- **What to produce**:
Examine the records and identify each line that includes the string "занятости". Copy those lines.

- **Exercise data**:
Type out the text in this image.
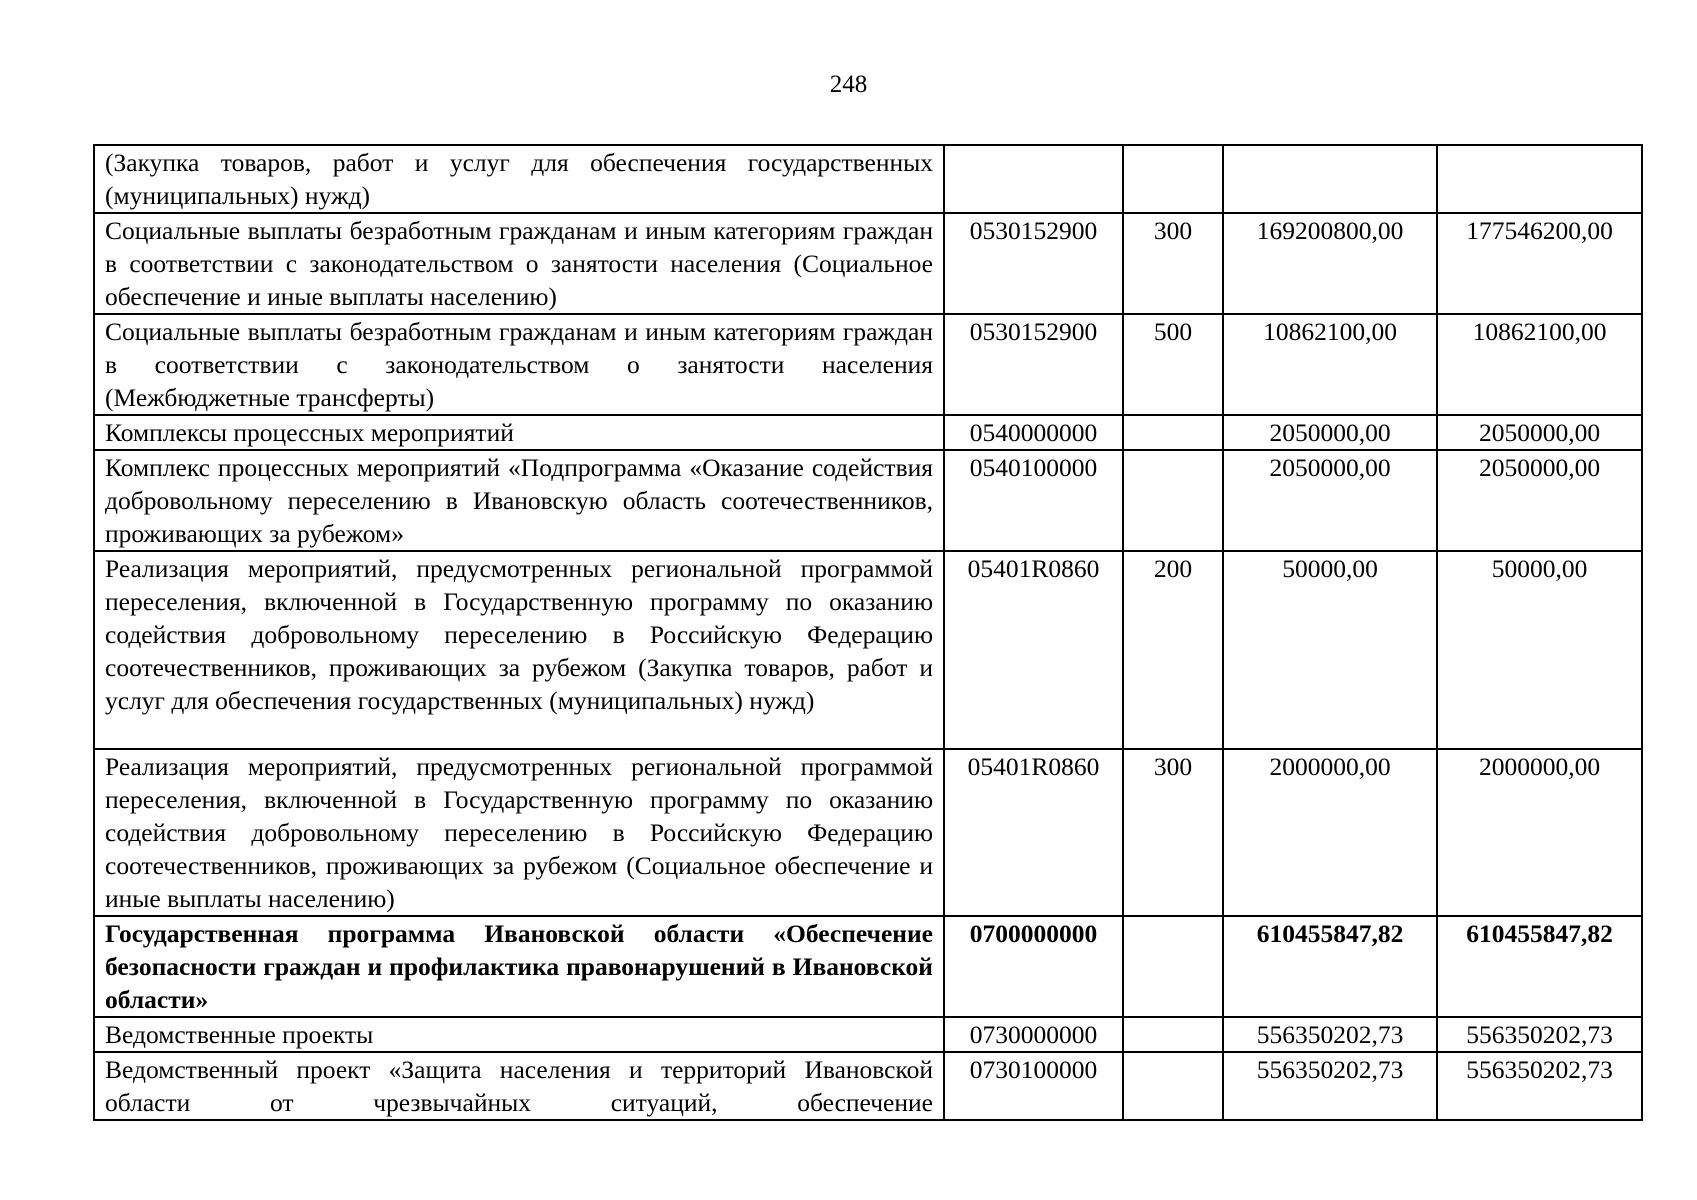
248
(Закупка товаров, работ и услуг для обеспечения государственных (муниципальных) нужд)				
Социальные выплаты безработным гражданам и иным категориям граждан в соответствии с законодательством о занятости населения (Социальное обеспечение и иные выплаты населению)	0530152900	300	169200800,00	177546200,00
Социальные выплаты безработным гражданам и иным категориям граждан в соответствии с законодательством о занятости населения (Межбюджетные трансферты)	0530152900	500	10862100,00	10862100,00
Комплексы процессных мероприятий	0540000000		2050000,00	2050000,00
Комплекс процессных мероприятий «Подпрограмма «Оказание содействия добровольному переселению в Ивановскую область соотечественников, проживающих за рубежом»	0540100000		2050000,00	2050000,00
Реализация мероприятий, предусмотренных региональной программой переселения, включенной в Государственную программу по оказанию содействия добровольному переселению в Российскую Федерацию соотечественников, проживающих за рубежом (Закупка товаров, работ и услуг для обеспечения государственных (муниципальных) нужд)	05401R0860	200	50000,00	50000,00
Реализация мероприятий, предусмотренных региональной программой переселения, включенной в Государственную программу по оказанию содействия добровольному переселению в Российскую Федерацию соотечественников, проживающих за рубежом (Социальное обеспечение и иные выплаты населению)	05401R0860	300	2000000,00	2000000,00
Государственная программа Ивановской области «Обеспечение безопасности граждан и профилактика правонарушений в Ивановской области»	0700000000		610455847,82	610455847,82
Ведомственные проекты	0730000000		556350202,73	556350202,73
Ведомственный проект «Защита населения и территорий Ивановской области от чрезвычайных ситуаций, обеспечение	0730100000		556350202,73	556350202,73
...
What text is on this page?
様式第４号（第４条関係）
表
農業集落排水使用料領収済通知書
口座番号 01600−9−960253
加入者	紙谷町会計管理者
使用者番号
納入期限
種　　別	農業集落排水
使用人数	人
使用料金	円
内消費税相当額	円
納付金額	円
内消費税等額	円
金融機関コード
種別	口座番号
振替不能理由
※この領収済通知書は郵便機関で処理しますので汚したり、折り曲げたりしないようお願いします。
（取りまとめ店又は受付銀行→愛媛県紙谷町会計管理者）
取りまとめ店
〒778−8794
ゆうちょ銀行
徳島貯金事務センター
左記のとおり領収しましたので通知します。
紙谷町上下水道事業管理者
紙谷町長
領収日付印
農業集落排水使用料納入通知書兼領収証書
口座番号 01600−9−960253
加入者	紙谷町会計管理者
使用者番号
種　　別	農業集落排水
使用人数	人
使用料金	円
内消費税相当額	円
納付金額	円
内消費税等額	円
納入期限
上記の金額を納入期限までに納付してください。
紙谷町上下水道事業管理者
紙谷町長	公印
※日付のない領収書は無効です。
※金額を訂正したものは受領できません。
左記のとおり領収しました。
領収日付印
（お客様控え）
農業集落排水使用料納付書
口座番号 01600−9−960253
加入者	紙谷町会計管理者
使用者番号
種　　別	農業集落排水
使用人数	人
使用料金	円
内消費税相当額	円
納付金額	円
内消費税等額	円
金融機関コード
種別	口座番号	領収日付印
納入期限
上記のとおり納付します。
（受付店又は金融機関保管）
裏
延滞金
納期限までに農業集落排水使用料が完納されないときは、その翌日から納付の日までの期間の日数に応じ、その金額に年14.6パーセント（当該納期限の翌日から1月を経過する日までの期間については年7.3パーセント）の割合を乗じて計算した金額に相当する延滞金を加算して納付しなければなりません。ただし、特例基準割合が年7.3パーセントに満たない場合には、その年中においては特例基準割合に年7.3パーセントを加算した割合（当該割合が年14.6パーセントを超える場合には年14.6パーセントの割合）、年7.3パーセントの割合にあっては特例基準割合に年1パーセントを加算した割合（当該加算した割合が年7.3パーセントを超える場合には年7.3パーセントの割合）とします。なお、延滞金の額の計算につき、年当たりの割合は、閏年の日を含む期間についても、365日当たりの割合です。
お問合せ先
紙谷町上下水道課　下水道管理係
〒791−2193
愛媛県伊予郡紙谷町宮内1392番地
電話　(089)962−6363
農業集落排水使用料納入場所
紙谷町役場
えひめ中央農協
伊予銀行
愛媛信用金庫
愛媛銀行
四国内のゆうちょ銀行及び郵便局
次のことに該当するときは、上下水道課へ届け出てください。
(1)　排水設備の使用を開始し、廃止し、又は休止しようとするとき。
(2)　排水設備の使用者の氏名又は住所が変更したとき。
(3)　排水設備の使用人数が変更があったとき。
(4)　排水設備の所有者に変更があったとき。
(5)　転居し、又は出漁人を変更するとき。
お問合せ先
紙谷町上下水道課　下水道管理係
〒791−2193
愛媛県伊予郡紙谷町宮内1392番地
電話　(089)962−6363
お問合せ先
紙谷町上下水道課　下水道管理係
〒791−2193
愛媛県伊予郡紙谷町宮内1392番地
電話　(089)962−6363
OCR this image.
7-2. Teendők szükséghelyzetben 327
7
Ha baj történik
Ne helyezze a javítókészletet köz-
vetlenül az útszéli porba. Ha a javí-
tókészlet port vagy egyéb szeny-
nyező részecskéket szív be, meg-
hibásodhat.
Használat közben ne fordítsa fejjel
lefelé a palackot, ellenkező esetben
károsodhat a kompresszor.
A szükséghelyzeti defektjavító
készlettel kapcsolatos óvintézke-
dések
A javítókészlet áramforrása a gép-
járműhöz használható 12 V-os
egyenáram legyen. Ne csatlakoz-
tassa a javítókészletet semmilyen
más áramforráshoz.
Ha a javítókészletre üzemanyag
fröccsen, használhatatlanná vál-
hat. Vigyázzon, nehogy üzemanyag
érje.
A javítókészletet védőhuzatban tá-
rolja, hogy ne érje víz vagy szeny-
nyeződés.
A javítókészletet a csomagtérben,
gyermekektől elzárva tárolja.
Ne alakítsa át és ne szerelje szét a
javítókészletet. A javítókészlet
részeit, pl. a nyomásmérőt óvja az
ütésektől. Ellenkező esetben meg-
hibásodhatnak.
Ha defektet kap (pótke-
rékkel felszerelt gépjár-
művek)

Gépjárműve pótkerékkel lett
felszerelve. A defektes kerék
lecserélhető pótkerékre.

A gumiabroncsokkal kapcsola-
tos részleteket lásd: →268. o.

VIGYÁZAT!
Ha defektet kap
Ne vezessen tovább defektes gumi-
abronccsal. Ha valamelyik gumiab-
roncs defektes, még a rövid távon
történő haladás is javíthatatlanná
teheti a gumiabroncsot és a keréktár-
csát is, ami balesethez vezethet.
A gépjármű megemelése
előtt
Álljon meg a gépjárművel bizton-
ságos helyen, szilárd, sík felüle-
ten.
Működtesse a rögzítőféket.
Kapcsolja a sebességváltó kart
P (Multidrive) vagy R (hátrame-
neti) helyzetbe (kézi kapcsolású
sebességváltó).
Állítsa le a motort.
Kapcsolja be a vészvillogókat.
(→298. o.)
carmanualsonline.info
---
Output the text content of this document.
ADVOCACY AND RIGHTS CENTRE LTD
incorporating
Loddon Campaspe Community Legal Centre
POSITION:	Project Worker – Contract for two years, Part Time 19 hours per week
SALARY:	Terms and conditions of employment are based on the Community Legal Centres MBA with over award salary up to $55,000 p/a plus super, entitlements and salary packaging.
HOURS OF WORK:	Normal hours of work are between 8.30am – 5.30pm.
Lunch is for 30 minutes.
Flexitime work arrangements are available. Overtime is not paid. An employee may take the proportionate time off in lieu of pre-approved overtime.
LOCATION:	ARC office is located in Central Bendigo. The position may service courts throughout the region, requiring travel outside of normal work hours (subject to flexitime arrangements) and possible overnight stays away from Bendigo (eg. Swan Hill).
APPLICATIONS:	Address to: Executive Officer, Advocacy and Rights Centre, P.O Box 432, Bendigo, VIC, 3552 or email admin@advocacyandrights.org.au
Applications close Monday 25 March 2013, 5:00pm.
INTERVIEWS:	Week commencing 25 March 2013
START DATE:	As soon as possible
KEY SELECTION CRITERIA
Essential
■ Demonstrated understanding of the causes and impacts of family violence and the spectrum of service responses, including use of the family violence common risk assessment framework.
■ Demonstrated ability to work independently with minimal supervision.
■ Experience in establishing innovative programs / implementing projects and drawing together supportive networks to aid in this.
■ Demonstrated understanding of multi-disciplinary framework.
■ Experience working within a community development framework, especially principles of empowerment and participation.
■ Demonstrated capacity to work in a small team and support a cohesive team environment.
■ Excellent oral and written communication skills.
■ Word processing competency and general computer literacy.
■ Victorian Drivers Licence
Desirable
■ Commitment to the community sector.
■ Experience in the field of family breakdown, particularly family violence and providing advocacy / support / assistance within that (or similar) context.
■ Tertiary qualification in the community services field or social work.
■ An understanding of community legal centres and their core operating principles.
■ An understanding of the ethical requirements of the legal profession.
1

- **Written answer**:
Социальные выплаты безработным гражданам и иным категориям граждан в соответствии с законодательством о занятости населения (Социальное обеспечение и иные выплаты населению)	0530152900	300	169200800,00	177546200,00
Социальные выплаты безработным гражданам и иным категориям граждан в соответствии с законодательством о занятости населения (Межбюджетные трансферты)	0530152900	500	10862100,00	10862100,00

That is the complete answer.